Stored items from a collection

** BEGIN **

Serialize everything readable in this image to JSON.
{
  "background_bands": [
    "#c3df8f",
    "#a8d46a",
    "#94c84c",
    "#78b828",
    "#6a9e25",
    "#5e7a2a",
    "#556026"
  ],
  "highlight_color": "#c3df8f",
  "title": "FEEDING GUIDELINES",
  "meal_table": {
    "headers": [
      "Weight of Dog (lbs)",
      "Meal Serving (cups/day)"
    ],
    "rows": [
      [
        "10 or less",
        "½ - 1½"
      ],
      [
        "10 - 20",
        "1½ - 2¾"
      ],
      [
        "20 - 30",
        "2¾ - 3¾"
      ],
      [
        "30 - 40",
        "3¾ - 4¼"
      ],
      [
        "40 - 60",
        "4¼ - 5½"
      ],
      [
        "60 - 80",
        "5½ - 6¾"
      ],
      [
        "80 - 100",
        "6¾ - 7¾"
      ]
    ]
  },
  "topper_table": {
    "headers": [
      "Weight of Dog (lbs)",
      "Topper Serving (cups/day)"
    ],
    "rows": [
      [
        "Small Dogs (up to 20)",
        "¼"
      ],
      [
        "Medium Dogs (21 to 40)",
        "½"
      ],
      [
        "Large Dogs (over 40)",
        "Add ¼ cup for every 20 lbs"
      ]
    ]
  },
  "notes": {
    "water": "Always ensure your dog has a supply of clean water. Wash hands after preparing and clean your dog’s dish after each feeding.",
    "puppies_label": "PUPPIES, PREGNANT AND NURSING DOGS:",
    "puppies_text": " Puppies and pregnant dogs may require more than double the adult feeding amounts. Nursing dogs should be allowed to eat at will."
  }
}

** END **

▶ [The exercise]: Output all of the material exactly as written.

▶ [Finished task]:
Serialize everything readable in this image to JSON.
{
  "background_bands": [
    "#c3df8f",
    "#a8d46a",
    "#94c84c",
    "#78b828",
    "#6a9e25",
    "#5e7a2a",
    "#556026"
  ],
  "highlight_color": "#c3df8f",
  "title": "FEEDING GUIDELINES",
  "meal_table": {
    "headers": [
      "Weight of Dog (lbs)",
      "Meal Serving (cups/day)"
    ],
    "rows": [
      [
        "10 or less",
        "½ - 1½"
      ],
      [
        "10 - 20",
        "1½ - 2¾"
      ],
      [
        "20 - 30",
        "2¾ - 3¾"
      ],
      [
        "30 - 40",
        "3¾ - 4¼"
      ],
      [
        "40 - 60",
        "4¼ - 5½"
      ],
      [
        "60 - 80",
        "5½ - 6¾"
      ],
      [
        "80 - 100",
        "6¾ - 7¾"
      ]
    ]
  },
  "topper_table": {
    "headers": [
      "Weight of Dog (lbs)",
      "Topper Serving (cups/day)"
    ],
    "rows": [
      [
        "Small Dogs (up to 20)",
        "¼"
      ],
      [
        "Medium Dogs (21 to 40)",
        "½"
      ],
      [
        "Large Dogs (over 40)",
        "Add ¼ cup for every 20 lbs"
      ]
    ]
  },
  "notes": {
    "water": "Always ensure your dog has a supply of clean water. Wash hands after preparing and clean your dog’s dish after each feeding.",
    "puppies_label": "PUPPIES, PREGNANT AND NURSING DOGS:",
    "puppies_text": " Puppies and pregnant dogs may require more than double the adult feeding amounts. Nursing dogs should be allowed to eat at will."
  }
}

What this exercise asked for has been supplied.